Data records
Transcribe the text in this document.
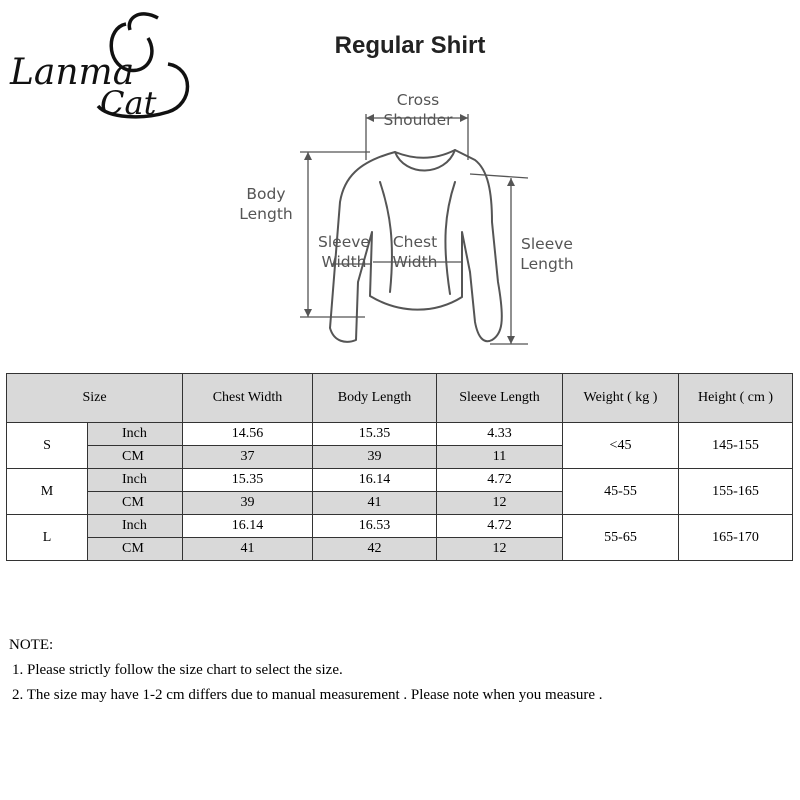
Lanma
Cat
Regular Shirt
Cross
Shoulder
Body
Length
Sleeve
Width
Chest
Width
Sleeve
Length
Size		Chest Width	Body Length	Sleeve Length	Weight ( kg )	Height ( cm )
S	Inch	14.56	15.35	4.33	<45	145-155
	CM	37	39	11		
M	Inch	15.35	16.14	4.72	45-55	155-165
	CM	39	41	12		
L	Inch	16.14	16.53	4.72	55-65	165-170
	CM	41	42	12		
NOTE:
1. Please strictly follow the size chart to select the size.
2. The size may have 1-2 cm differs due to manual measurement . Please note when you measure .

• **WORK REQUIRED**: Reproduce the records above exactly, leaving out every picture they contain.

• **REPLY**:
Transcribe the text in this document.
Lanma
Cat
Regular Shirt
Cross
Shoulder
Body
Length
Sleeve
Width
Chest
Width
Sleeve
Length
Size		Chest Width	Body Length	Sleeve Length	Weight ( kg )	Height ( cm )
S	Inch	14.56	15.35	4.33	<45	145-155
	CM	37	39	11		
M	Inch	15.35	16.14	4.72	45-55	155-165
	CM	39	41	12		
L	Inch	16.14	16.53	4.72	55-65	165-170
	CM	41	42	12		
NOTE:
1. Please strictly follow the size chart to select the size.
2. The size may have 1-2 cm differs due to manual measurement . Please note when you measure .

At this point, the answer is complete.